EXERCISE PROMPT:
Please give the data below again in full, exactly as it stands.

INFORMATION PROVIDED:
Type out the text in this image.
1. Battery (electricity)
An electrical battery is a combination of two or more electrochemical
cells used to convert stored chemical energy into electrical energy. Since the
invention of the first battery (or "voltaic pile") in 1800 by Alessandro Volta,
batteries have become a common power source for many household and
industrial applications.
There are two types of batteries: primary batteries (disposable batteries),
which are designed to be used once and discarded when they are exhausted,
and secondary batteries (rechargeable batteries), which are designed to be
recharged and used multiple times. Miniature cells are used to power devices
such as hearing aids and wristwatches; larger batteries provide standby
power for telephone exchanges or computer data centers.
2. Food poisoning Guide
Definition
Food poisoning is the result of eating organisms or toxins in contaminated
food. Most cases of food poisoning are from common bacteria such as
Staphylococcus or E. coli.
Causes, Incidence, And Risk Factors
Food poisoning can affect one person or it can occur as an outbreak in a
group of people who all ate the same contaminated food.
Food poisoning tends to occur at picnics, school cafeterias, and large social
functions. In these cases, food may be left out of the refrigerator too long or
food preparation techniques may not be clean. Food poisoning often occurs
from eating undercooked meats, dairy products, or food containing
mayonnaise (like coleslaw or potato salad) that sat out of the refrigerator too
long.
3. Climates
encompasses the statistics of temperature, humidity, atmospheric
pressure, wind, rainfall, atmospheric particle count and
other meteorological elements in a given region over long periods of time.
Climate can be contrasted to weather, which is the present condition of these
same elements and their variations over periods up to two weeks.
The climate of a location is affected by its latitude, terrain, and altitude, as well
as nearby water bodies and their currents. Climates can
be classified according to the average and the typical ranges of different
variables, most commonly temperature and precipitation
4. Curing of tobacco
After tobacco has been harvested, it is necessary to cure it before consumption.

SOLUTION TO THIS TASK:
Type out the text in this image.
1. Battery (electricity)
An electrical battery is a combination of two or more electrochemical
cells used to convert stored chemical energy into electrical energy. Since the
invention of the first battery (or "voltaic pile") in 1800 by Alessandro Volta,
batteries have become a common power source for many household and
industrial applications.
There are two types of batteries: primary batteries (disposable batteries),
which are designed to be used once and discarded when they are exhausted,
and secondary batteries (rechargeable batteries), which are designed to be
recharged and used multiple times. Miniature cells are used to power devices
such as hearing aids and wristwatches; larger batteries provide standby
power for telephone exchanges or computer data centers.
2. Food poisoning Guide
Definition
Food poisoning is the result of eating organisms or toxins in contaminated
food. Most cases of food poisoning are from common bacteria such as
Staphylococcus or E. coli.
Causes, Incidence, And Risk Factors
Food poisoning can affect one person or it can occur as an outbreak in a
group of people who all ate the same contaminated food.
Food poisoning tends to occur at picnics, school cafeterias, and large social
functions. In these cases, food may be left out of the refrigerator too long or
food preparation techniques may not be clean. Food poisoning often occurs
from eating undercooked meats, dairy products, or food containing
mayonnaise (like coleslaw or potato salad) that sat out of the refrigerator too
long.
3. Climates
encompasses the statistics of temperature, humidity, atmospheric
pressure, wind, rainfall, atmospheric particle count and
other meteorological elements in a given region over long periods of time.
Climate can be contrasted to weather, which is the present condition of these
same elements and their variations over periods up to two weeks.
The climate of a location is affected by its latitude, terrain, and altitude, as well
as nearby water bodies and their currents. Climates can
be classified according to the average and the typical ranges of different
variables, most commonly temperature and precipitation
4. Curing of tobacco
After tobacco has been harvested, it is necessary to cure it before consumption.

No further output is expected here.